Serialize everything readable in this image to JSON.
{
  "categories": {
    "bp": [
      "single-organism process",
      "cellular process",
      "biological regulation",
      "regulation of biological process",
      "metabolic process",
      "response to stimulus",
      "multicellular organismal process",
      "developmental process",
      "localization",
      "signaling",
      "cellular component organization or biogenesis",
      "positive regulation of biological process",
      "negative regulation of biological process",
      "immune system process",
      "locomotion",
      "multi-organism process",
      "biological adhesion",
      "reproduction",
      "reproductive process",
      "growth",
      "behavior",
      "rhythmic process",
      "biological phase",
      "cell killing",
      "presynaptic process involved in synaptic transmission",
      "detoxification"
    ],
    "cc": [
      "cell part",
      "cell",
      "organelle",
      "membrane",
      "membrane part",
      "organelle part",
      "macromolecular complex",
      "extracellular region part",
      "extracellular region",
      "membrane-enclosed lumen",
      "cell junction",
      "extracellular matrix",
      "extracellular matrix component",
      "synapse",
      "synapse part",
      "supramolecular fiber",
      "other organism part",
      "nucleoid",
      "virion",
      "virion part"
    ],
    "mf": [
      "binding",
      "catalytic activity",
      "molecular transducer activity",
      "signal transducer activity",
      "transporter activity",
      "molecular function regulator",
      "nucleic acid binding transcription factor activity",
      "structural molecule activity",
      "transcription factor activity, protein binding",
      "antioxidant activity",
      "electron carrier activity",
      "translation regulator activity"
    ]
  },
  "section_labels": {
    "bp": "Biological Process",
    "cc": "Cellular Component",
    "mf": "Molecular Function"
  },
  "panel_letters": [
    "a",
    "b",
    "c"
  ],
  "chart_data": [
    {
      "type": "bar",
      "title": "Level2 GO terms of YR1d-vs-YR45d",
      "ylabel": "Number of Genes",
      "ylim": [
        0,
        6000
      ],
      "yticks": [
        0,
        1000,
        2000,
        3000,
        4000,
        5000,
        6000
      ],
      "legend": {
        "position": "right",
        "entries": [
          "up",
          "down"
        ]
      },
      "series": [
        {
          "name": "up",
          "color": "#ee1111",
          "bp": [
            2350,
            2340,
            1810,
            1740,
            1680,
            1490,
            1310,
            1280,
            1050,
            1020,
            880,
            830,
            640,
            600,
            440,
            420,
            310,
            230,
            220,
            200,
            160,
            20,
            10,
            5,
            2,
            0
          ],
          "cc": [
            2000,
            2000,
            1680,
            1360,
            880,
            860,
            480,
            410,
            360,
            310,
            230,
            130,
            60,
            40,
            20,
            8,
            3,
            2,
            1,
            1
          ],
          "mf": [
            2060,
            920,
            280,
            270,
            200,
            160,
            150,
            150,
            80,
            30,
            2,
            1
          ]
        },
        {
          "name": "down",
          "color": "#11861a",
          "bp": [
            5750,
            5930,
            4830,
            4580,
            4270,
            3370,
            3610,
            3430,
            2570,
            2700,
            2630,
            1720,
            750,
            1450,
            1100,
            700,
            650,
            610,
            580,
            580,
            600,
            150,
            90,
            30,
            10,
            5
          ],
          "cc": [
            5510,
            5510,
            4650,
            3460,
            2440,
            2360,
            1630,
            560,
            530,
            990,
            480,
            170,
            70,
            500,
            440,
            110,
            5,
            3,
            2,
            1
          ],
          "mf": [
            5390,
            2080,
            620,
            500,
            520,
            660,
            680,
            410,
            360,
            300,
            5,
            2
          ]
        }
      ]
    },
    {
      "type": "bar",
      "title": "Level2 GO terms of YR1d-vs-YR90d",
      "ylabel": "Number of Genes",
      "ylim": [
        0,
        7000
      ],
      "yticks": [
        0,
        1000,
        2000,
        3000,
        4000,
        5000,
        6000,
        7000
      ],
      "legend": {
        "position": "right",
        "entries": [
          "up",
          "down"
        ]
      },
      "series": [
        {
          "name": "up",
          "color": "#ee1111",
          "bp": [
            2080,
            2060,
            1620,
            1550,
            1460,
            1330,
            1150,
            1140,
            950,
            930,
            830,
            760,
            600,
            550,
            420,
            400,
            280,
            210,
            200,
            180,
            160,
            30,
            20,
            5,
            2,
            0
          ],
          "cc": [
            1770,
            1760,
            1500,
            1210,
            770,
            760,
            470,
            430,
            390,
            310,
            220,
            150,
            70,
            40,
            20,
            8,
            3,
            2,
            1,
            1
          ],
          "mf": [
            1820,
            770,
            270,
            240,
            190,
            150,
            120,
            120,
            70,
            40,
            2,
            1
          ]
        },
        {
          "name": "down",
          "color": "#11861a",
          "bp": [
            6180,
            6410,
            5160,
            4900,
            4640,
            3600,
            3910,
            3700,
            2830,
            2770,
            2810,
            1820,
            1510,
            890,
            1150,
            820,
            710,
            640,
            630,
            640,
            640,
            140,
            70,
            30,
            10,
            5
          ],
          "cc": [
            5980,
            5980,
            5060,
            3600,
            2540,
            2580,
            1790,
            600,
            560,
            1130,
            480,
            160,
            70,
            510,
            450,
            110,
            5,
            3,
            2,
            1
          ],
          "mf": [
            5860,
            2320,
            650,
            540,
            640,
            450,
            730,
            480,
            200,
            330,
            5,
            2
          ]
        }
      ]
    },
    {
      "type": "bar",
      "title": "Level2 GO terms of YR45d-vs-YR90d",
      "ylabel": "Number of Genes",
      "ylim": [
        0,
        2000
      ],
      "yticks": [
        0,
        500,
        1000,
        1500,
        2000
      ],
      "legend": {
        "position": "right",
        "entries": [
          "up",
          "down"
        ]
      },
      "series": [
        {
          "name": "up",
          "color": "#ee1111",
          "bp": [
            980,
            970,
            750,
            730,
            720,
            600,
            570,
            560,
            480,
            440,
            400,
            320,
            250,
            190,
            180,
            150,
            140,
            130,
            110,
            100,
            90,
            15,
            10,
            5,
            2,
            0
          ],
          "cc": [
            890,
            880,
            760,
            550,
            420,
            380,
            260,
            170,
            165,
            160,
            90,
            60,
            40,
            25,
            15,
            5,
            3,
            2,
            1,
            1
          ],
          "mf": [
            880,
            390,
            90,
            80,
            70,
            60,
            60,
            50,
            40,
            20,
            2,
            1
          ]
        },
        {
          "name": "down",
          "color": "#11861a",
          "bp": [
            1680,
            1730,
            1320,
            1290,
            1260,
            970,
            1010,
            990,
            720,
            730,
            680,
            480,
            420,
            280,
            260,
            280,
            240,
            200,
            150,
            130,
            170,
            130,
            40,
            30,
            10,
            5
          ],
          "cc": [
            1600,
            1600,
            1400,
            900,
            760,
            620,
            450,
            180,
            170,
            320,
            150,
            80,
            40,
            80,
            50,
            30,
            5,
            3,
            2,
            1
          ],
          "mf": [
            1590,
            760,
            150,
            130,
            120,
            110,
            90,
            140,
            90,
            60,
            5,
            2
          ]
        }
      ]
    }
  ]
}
++++++
__Activity__: Could you retype the entire listing exactly?

__Finished exercise__:
Serialize everything readable in this image to JSON.
{
  "categories": {
    "bp": [
      "single-organism process",
      "cellular process",
      "biological regulation",
      "regulation of biological process",
      "metabolic process",
      "response to stimulus",
      "multicellular organismal process",
      "developmental process",
      "localization",
      "signaling",
      "cellular component organization or biogenesis",
      "positive regulation of biological process",
      "negative regulation of biological process",
      "immune system process",
      "locomotion",
      "multi-organism process",
      "biological adhesion",
      "reproduction",
      "reproductive process",
      "growth",
      "behavior",
      "rhythmic process",
      "biological phase",
      "cell killing",
      "presynaptic process involved in synaptic transmission",
      "detoxification"
    ],
    "cc": [
      "cell part",
      "cell",
      "organelle",
      "membrane",
      "membrane part",
      "organelle part",
      "macromolecular complex",
      "extracellular region part",
      "extracellular region",
      "membrane-enclosed lumen",
      "cell junction",
      "extracellular matrix",
      "extracellular matrix component",
      "synapse",
      "synapse part",
      "supramolecular fiber",
      "other organism part",
      "nucleoid",
      "virion",
      "virion part"
    ],
    "mf": [
      "binding",
      "catalytic activity",
      "molecular transducer activity",
      "signal transducer activity",
      "transporter activity",
      "molecular function regulator",
      "nucleic acid binding transcription factor activity",
      "structural molecule activity",
      "transcription factor activity, protein binding",
      "antioxidant activity",
      "electron carrier activity",
      "translation regulator activity"
    ]
  },
  "section_labels": {
    "bp": "Biological Process",
    "cc": "Cellular Component",
    "mf": "Molecular Function"
  },
  "panel_letters": [
    "a",
    "b",
    "c"
  ],
  "chart_data": [
    {
      "type": "bar",
      "title": "Level2 GO terms of YR1d-vs-YR45d",
      "ylabel": "Number of Genes",
      "ylim": [
        0,
        6000
      ],
      "yticks": [
        0,
        1000,
        2000,
        3000,
        4000,
        5000,
        6000
      ],
      "legend": {
        "position": "right",
        "entries": [
          "up",
          "down"
        ]
      },
      "series": [
        {
          "name": "up",
          "color": "#ee1111",
          "bp": [
            2350,
            2340,
            1810,
            1740,
            1680,
            1490,
            1310,
            1280,
            1050,
            1020,
            880,
            830,
            640,
            600,
            440,
            420,
            310,
            230,
            220,
            200,
            160,
            20,
            10,
            5,
            2,
            0
          ],
          "cc": [
            2000,
            2000,
            1680,
            1360,
            880,
            860,
            480,
            410,
            360,
            310,
            230,
            130,
            60,
            40,
            20,
            8,
            3,
            2,
            1,
            1
          ],
          "mf": [
            2060,
            920,
            280,
            270,
            200,
            160,
            150,
            150,
            80,
            30,
            2,
            1
          ]
        },
        {
          "name": "down",
          "color": "#11861a",
          "bp": [
            5750,
            5930,
            4830,
            4580,
            4270,
            3370,
            3610,
            3430,
            2570,
            2700,
            2630,
            1720,
            750,
            1450,
            1100,
            700,
            650,
            610,
            580,
            580,
            600,
            150,
            90,
            30,
            10,
            5
          ],
          "cc": [
            5510,
            5510,
            4650,
            3460,
            2440,
            2360,
            1630,
            560,
            530,
            990,
            480,
            170,
            70,
            500,
            440,
            110,
            5,
            3,
            2,
            1
          ],
          "mf": [
            5390,
            2080,
            620,
            500,
            520,
            660,
            680,
            410,
            360,
            300,
            5,
            2
          ]
        }
      ]
    },
    {
      "type": "bar",
      "title": "Level2 GO terms of YR1d-vs-YR90d",
      "ylabel": "Number of Genes",
      "ylim": [
        0,
        7000
      ],
      "yticks": [
        0,
        1000,
        2000,
        3000,
        4000,
        5000,
        6000,
        7000
      ],
      "legend": {
        "position": "right",
        "entries": [
          "up",
          "down"
        ]
      },
      "series": [
        {
          "name": "up",
          "color": "#ee1111",
          "bp": [
            2080,
            2060,
            1620,
            1550,
            1460,
            1330,
            1150,
            1140,
            950,
            930,
            830,
            760,
            600,
            550,
            420,
            400,
            280,
            210,
            200,
            180,
            160,
            30,
            20,
            5,
            2,
            0
          ],
          "cc": [
            1770,
            1760,
            1500,
            1210,
            770,
            760,
            470,
            430,
            390,
            310,
            220,
            150,
            70,
            40,
            20,
            8,
            3,
            2,
            1,
            1
          ],
          "mf": [
            1820,
            770,
            270,
            240,
            190,
            150,
            120,
            120,
            70,
            40,
            2,
            1
          ]
        },
        {
          "name": "down",
          "color": "#11861a",
          "bp": [
            6180,
            6410,
            5160,
            4900,
            4640,
            3600,
            3910,
            3700,
            2830,
            2770,
            2810,
            1820,
            1510,
            890,
            1150,
            820,
            710,
            640,
            630,
            640,
            640,
            140,
            70,
            30,
            10,
            5
          ],
          "cc": [
            5980,
            5980,
            5060,
            3600,
            2540,
            2580,
            1790,
            600,
            560,
            1130,
            480,
            160,
            70,
            510,
            450,
            110,
            5,
            3,
            2,
            1
          ],
          "mf": [
            5860,
            2320,
            650,
            540,
            640,
            450,
            730,
            480,
            200,
            330,
            5,
            2
          ]
        }
      ]
    },
    {
      "type": "bar",
      "title": "Level2 GO terms of YR45d-vs-YR90d",
      "ylabel": "Number of Genes",
      "ylim": [
        0,
        2000
      ],
      "yticks": [
        0,
        500,
        1000,
        1500,
        2000
      ],
      "legend": {
        "position": "right",
        "entries": [
          "up",
          "down"
        ]
      },
      "series": [
        {
          "name": "up",
          "color": "#ee1111",
          "bp": [
            980,
            970,
            750,
            730,
            720,
            600,
            570,
            560,
            480,
            440,
            400,
            320,
            250,
            190,
            180,
            150,
            140,
            130,
            110,
            100,
            90,
            15,
            10,
            5,
            2,
            0
          ],
          "cc": [
            890,
            880,
            760,
            550,
            420,
            380,
            260,
            170,
            165,
            160,
            90,
            60,
            40,
            25,
            15,
            5,
            3,
            2,
            1,
            1
          ],
          "mf": [
            880,
            390,
            90,
            80,
            70,
            60,
            60,
            50,
            40,
            20,
            2,
            1
          ]
        },
        {
          "name": "down",
          "color": "#11861a",
          "bp": [
            1680,
            1730,
            1320,
            1290,
            1260,
            970,
            1010,
            990,
            720,
            730,
            680,
            480,
            420,
            280,
            260,
            280,
            240,
            200,
            150,
            130,
            170,
            130,
            40,
            30,
            10,
            5
          ],
          "cc": [
            1600,
            1600,
            1400,
            900,
            760,
            620,
            450,
            180,
            170,
            320,
            150,
            80,
            40,
            80,
            50,
            30,
            5,
            3,
            2,
            1
          ],
          "mf": [
            1590,
            760,
            150,
            130,
            120,
            110,
            90,
            140,
            90,
            60,
            5,
            2
          ]
        }
      ]
    }
  ]
}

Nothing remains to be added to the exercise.